What to do:
In full and without alteration, give the listing again.

(Data excerpts)
________
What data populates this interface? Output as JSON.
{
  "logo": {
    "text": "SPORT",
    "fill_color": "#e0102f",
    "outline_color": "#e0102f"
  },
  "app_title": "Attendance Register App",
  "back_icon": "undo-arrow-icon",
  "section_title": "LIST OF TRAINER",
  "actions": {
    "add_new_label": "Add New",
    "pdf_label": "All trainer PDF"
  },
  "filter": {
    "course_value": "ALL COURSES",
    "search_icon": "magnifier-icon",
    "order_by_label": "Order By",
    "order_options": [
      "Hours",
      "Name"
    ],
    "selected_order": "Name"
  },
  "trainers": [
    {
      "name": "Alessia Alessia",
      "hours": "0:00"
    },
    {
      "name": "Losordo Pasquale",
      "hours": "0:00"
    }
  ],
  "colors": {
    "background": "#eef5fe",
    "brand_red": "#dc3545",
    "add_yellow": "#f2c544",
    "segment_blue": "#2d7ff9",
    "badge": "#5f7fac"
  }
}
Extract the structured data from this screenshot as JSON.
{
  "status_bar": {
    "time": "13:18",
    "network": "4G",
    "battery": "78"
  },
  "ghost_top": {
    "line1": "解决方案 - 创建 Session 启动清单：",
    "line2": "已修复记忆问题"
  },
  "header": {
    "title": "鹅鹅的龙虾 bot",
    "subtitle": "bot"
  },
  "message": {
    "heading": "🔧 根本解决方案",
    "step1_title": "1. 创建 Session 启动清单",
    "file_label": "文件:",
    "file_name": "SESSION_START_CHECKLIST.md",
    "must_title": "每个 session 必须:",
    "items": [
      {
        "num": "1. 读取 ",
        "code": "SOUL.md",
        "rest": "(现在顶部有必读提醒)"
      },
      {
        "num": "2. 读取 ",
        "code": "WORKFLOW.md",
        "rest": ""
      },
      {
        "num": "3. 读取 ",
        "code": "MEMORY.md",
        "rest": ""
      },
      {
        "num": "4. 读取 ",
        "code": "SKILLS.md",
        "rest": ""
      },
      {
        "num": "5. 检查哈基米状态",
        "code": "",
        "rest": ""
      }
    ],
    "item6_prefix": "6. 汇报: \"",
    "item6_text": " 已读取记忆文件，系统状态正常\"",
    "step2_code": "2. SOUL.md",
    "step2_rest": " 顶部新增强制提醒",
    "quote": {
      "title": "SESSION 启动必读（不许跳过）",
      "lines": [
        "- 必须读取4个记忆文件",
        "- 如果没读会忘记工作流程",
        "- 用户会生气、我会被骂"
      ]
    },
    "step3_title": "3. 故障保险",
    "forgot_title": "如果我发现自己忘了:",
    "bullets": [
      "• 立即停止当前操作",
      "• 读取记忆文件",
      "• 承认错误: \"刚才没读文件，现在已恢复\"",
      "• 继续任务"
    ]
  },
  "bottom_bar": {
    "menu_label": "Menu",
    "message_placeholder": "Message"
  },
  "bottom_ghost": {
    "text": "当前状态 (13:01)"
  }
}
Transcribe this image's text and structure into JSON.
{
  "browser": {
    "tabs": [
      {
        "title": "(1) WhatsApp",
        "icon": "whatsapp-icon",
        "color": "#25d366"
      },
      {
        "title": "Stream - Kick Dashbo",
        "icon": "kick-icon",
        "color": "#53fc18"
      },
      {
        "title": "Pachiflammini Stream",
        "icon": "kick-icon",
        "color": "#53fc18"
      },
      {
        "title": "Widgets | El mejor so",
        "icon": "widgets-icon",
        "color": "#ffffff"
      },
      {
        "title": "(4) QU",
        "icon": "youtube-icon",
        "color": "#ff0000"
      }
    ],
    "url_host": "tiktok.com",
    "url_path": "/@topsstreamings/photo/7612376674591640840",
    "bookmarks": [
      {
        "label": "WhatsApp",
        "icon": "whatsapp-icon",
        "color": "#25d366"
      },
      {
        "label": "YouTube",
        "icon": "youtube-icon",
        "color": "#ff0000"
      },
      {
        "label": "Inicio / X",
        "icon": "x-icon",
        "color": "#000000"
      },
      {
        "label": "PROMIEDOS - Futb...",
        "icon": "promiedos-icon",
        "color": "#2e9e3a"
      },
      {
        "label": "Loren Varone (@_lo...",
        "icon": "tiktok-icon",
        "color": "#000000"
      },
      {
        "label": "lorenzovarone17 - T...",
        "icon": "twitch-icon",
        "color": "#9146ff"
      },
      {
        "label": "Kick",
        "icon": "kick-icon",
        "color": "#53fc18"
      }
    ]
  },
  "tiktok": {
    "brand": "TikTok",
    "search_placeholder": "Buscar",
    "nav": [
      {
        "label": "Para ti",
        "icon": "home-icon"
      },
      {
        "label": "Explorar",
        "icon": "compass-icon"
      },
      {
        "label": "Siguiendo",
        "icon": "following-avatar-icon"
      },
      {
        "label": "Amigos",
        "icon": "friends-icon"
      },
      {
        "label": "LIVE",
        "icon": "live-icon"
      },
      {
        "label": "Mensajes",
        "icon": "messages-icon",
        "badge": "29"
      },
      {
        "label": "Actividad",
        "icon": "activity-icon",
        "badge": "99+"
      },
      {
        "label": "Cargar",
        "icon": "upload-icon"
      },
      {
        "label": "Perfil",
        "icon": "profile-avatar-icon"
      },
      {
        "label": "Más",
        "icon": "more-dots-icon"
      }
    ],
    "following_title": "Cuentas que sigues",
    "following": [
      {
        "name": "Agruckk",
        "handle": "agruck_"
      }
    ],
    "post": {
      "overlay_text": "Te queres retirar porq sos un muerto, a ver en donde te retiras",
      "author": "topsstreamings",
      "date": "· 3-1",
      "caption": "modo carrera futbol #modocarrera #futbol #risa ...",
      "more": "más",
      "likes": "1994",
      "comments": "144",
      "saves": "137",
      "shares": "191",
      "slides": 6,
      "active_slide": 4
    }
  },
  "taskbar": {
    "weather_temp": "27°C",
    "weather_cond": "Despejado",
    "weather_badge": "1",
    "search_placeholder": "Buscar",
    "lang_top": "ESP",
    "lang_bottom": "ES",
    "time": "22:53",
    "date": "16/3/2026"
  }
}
________
Completed exercise:
What data populates this interface? Output as JSON.
{
  "logo": {
    "text": "SPORT",
    "fill_color": "#e0102f",
    "outline_color": "#e0102f"
  },
  "app_title": "Attendance Register App",
  "back_icon": "undo-arrow-icon",
  "section_title": "LIST OF TRAINER",
  "actions": {
    "add_new_label": "Add New",
    "pdf_label": "All trainer PDF"
  },
  "filter": {
    "course_value": "ALL COURSES",
    "search_icon": "magnifier-icon",
    "order_by_label": "Order By",
    "order_options": [
      "Hours",
      "Name"
    ],
    "selected_order": "Name"
  },
  "trainers": [
    {
      "name": "Alessia Alessia",
      "hours": "0:00"
    },
    {
      "name": "Losordo Pasquale",
      "hours": "0:00"
    }
  ],
  "colors": {
    "background": "#eef5fe",
    "brand_red": "#dc3545",
    "add_yellow": "#f2c544",
    "segment_blue": "#2d7ff9",
    "badge": "#5f7fac"
  }
}
Extract the structured data from this screenshot as JSON.
{
  "status_bar": {
    "time": "13:18",
    "network": "4G",
    "battery": "78"
  },
  "ghost_top": {
    "line1": "解决方案 - 创建 Session 启动清单：",
    "line2": "已修复记忆问题"
  },
  "header": {
    "title": "鹅鹅的龙虾 bot",
    "subtitle": "bot"
  },
  "message": {
    "heading": "🔧 根本解决方案",
    "step1_title": "1. 创建 Session 启动清单",
    "file_label": "文件:",
    "file_name": "SESSION_START_CHECKLIST.md",
    "must_title": "每个 session 必须:",
    "items": [
      {
        "num": "1. 读取 ",
        "code": "SOUL.md",
        "rest": "(现在顶部有必读提醒)"
      },
      {
        "num": "2. 读取 ",
        "code": "WORKFLOW.md",
        "rest": ""
      },
      {
        "num": "3. 读取 ",
        "code": "MEMORY.md",
        "rest": ""
      },
      {
        "num": "4. 读取 ",
        "code": "SKILLS.md",
        "rest": ""
      },
      {
        "num": "5. 检查哈基米状态",
        "code": "",
        "rest": ""
      }
    ],
    "item6_prefix": "6. 汇报: \"",
    "item6_text": " 已读取记忆文件，系统状态正常\"",
    "step2_code": "2. SOUL.md",
    "step2_rest": " 顶部新增强制提醒",
    "quote": {
      "title": "SESSION 启动必读（不许跳过）",
      "lines": [
        "- 必须读取4个记忆文件",
        "- 如果没读会忘记工作流程",
        "- 用户会生气、我会被骂"
      ]
    },
    "step3_title": "3. 故障保险",
    "forgot_title": "如果我发现自己忘了:",
    "bullets": [
      "• 立即停止当前操作",
      "• 读取记忆文件",
      "• 承认错误: \"刚才没读文件，现在已恢复\"",
      "• 继续任务"
    ]
  },
  "bottom_bar": {
    "menu_label": "Menu",
    "message_placeholder": "Message"
  },
  "bottom_ghost": {
    "text": "当前状态 (13:01)"
  }
}
Transcribe this image's text and structure into JSON.
{
  "browser": {
    "tabs": [
      {
        "title": "(1) WhatsApp",
        "icon": "whatsapp-icon",
        "color": "#25d366"
      },
      {
        "title": "Stream - Kick Dashbo",
        "icon": "kick-icon",
        "color": "#53fc18"
      },
      {
        "title": "Pachiflammini Stream",
        "icon": "kick-icon",
        "color": "#53fc18"
      },
      {
        "title": "Widgets | El mejor so",
        "icon": "widgets-icon",
        "color": "#ffffff"
      },
      {
        "title": "(4) QU",
        "icon": "youtube-icon",
        "color": "#ff0000"
      }
    ],
    "url_host": "tiktok.com",
    "url_path": "/@topsstreamings/photo/7612376674591640840",
    "bookmarks": [
      {
        "label": "WhatsApp",
        "icon": "whatsapp-icon",
        "color": "#25d366"
      },
      {
        "label": "YouTube",
        "icon": "youtube-icon",
        "color": "#ff0000"
      },
      {
        "label": "Inicio / X",
        "icon": "x-icon",
        "color": "#000000"
      },
      {
        "label": "PROMIEDOS - Futb...",
        "icon": "promiedos-icon",
        "color": "#2e9e3a"
      },
      {
        "label": "Loren Varone (@_lo...",
        "icon": "tiktok-icon",
        "color": "#000000"
      },
      {
        "label": "lorenzovarone17 - T...",
        "icon": "twitch-icon",
        "color": "#9146ff"
      },
      {
        "label": "Kick",
        "icon": "kick-icon",
        "color": "#53fc18"
      }
    ]
  },
  "tiktok": {
    "brand": "TikTok",
    "search_placeholder": "Buscar",
    "nav": [
      {
        "label": "Para ti",
        "icon": "home-icon"
      },
      {
        "label": "Explorar",
        "icon": "compass-icon"
      },
      {
        "label": "Siguiendo",
        "icon": "following-avatar-icon"
      },
      {
        "label": "Amigos",
        "icon": "friends-icon"
      },
      {
        "label": "LIVE",
        "icon": "live-icon"
      },
      {
        "label": "Mensajes",
        "icon": "messages-icon",
        "badge": "29"
      },
      {
        "label": "Actividad",
        "icon": "activity-icon",
        "badge": "99+"
      },
      {
        "label": "Cargar",
        "icon": "upload-icon"
      },
      {
        "label": "Perfil",
        "icon": "profile-avatar-icon"
      },
      {
        "label": "Más",
        "icon": "more-dots-icon"
      }
    ],
    "following_title": "Cuentas que sigues",
    "following": [
      {
        "name": "Agruckk",
        "handle": "agruck_"
      }
    ],
    "post": {
      "overlay_text": "Te queres retirar porq sos un muerto, a ver en donde te retiras",
      "author": "topsstreamings",
      "date": "· 3-1",
      "caption": "modo carrera futbol #modocarrera #futbol #risa ...",
      "more": "más",
      "likes": "1994",
      "comments": "144",
      "saves": "137",
      "shares": "191",
      "slides": 6,
      "active_slide": 4
    }
  },
  "taskbar": {
    "weather_temp": "27°C",
    "weather_cond": "Despejado",
    "weather_badge": "1",
    "search_placeholder": "Buscar",
    "lang_top": "ESP",
    "lang_bottom": "ES",
    "time": "22:53",
    "date": "16/3/2026"
  }
}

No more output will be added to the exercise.